#### [WHAT IS BEING ASKED]
Repeat the records below exactly as they appear.

(Extracted records)
>> start
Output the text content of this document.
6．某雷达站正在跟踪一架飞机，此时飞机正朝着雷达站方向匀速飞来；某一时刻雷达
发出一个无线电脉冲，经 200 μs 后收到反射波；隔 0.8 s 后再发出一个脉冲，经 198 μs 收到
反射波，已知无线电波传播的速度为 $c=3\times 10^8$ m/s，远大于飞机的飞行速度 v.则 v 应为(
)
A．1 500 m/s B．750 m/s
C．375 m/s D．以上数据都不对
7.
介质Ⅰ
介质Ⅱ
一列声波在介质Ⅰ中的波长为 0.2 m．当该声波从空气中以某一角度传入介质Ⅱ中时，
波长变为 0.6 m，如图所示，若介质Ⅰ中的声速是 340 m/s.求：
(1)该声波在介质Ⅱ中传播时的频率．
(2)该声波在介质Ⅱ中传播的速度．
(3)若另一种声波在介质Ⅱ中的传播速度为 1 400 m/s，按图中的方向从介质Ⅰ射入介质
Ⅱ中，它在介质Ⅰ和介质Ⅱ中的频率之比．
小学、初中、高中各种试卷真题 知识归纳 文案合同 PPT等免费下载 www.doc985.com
>> end
#### [SOLVED PROBLEM]
Output the text content of this document.
6．某雷达站正在跟踪一架飞机，此时飞机正朝着雷达站方向匀速飞来；某一时刻雷达
发出一个无线电脉冲，经 200 μs 后收到反射波；隔 0.8 s 后再发出一个脉冲，经 198 μs 收到
反射波，已知无线电波传播的速度为 $c=3\times 10^8$ m/s，远大于飞机的飞行速度 v.则 v 应为(
)
A．1 500 m/s B．750 m/s
C．375 m/s D．以上数据都不对
7.
介质Ⅰ
介质Ⅱ
一列声波在介质Ⅰ中的波长为 0.2 m．当该声波从空气中以某一角度传入介质Ⅱ中时，
波长变为 0.6 m，如图所示，若介质Ⅰ中的声速是 340 m/s.求：
(1)该声波在介质Ⅱ中传播时的频率．
(2)该声波在介质Ⅱ中传播的速度．
(3)若另一种声波在介质Ⅱ中的传播速度为 1 400 m/s，按图中的方向从介质Ⅰ射入介质
Ⅱ中，它在介质Ⅰ和介质Ⅱ中的频率之比．
小学、初中、高中各种试卷真题 知识归纳 文案合同 PPT等免费下载 www.doc985.com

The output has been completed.